Assignment | Each record should be given again exactly as it appears, with no image included.

Supplied data |
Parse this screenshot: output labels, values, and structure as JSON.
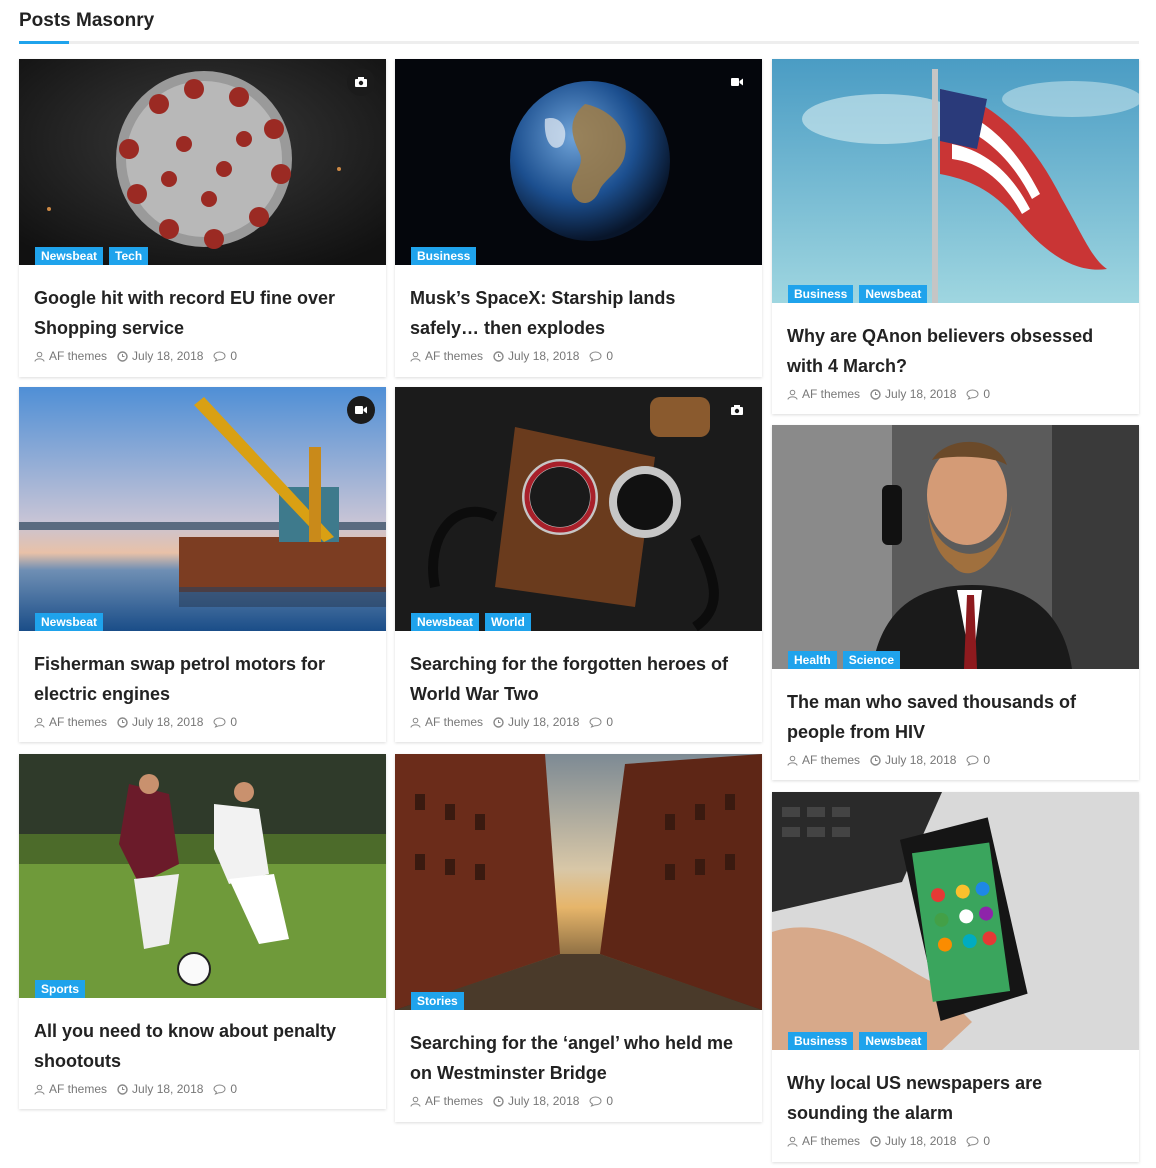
{
  "section": {
    "title": "Posts Masonry"
  },
  "colors": {
    "accent": "#1fa3ec",
    "title": "#222222",
    "meta": "#777777"
  },
  "posts": [
    {
      "title": "Google hit with record EU fine over Shopping service",
      "categories": [
        "Newsbeat",
        "Tech"
      ],
      "author": "AF themes",
      "date": "July 18, 2018",
      "comments": "0",
      "media_icon": "camera-icon",
      "image": "coronavirus"
    },
    {
      "title": "Fisherman swap petrol motors for electric engines",
      "categories": [
        "Newsbeat"
      ],
      "author": "AF themes",
      "date": "July 18, 2018",
      "comments": "0",
      "media_icon": "video-icon",
      "image": "crane-barge"
    },
    {
      "title": "All you need to know about penalty shootouts",
      "categories": [
        "Sports"
      ],
      "author": "AF themes",
      "date": "July 18, 2018",
      "comments": "0",
      "media_icon": "",
      "image": "soccer"
    },
    {
      "title": "Musk’s SpaceX: Starship lands safely… then explodes",
      "categories": [
        "Business"
      ],
      "author": "AF themes",
      "date": "July 18, 2018",
      "comments": "0",
      "media_icon": "video-icon",
      "image": "earth"
    },
    {
      "title": "Searching for the forgotten heroes of World War Two",
      "categories": [
        "Newsbeat",
        "World"
      ],
      "author": "AF themes",
      "date": "July 18, 2018",
      "comments": "0",
      "media_icon": "camera-icon",
      "image": "watches"
    },
    {
      "title": "Searching for the ‘angel’ who held me on Westminster Bridge",
      "categories": [
        "Stories"
      ],
      "author": "AF themes",
      "date": "July 18, 2018",
      "comments": "0",
      "media_icon": "",
      "image": "canal"
    },
    {
      "title": "Why are QAnon believers obsessed with 4 March?",
      "categories": [
        "Business",
        "Newsbeat"
      ],
      "author": "AF themes",
      "date": "July 18, 2018",
      "comments": "0",
      "media_icon": "",
      "image": "us-flag"
    },
    {
      "title": "The man who saved thousands of people from HIV",
      "categories": [
        "Health",
        "Science"
      ],
      "author": "AF themes",
      "date": "July 18, 2018",
      "comments": "0",
      "media_icon": "",
      "image": "bearded-man"
    },
    {
      "title": "Why local US newspapers are sounding the alarm",
      "categories": [
        "Business",
        "Newsbeat"
      ],
      "author": "AF themes",
      "date": "July 18, 2018",
      "comments": "0",
      "media_icon": "",
      "image": "smartphone"
    }
  ]
}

Solution to this task |
Parse this screenshot: output labels, values, and structure as JSON.
{
  "section": {
    "title": "Posts Masonry"
  },
  "colors": {
    "accent": "#1fa3ec",
    "title": "#222222",
    "meta": "#777777"
  },
  "posts": [
    {
      "title": "Google hit with record EU fine over Shopping service",
      "categories": [
        "Newsbeat",
        "Tech"
      ],
      "author": "AF themes",
      "date": "July 18, 2018",
      "comments": "0",
      "media_icon": "camera-icon",
      "image": "coronavirus"
    },
    {
      "title": "Fisherman swap petrol motors for electric engines",
      "categories": [
        "Newsbeat"
      ],
      "author": "AF themes",
      "date": "July 18, 2018",
      "comments": "0",
      "media_icon": "video-icon",
      "image": "crane-barge"
    },
    {
      "title": "All you need to know about penalty shootouts",
      "categories": [
        "Sports"
      ],
      "author": "AF themes",
      "date": "July 18, 2018",
      "comments": "0",
      "media_icon": "",
      "image": "soccer"
    },
    {
      "title": "Musk’s SpaceX: Starship lands safely… then explodes",
      "categories": [
        "Business"
      ],
      "author": "AF themes",
      "date": "July 18, 2018",
      "comments": "0",
      "media_icon": "video-icon",
      "image": "earth"
    },
    {
      "title": "Searching for the forgotten heroes of World War Two",
      "categories": [
        "Newsbeat",
        "World"
      ],
      "author": "AF themes",
      "date": "July 18, 2018",
      "comments": "0",
      "media_icon": "camera-icon",
      "image": "watches"
    },
    {
      "title": "Searching for the ‘angel’ who held me on Westminster Bridge",
      "categories": [
        "Stories"
      ],
      "author": "AF themes",
      "date": "July 18, 2018",
      "comments": "0",
      "media_icon": "",
      "image": "canal"
    },
    {
      "title": "Why are QAnon believers obsessed with 4 March?",
      "categories": [
        "Business",
        "Newsbeat"
      ],
      "author": "AF themes",
      "date": "July 18, 2018",
      "comments": "0",
      "media_icon": "",
      "image": "us-flag"
    },
    {
      "title": "The man who saved thousands of people from HIV",
      "categories": [
        "Health",
        "Science"
      ],
      "author": "AF themes",
      "date": "July 18, 2018",
      "comments": "0",
      "media_icon": "",
      "image": "bearded-man"
    },
    {
      "title": "Why local US newspapers are sounding the alarm",
      "categories": [
        "Business",
        "Newsbeat"
      ],
      "author": "AF themes",
      "date": "July 18, 2018",
      "comments": "0",
      "media_icon": "",
      "image": "smartphone"
    }
  ]
}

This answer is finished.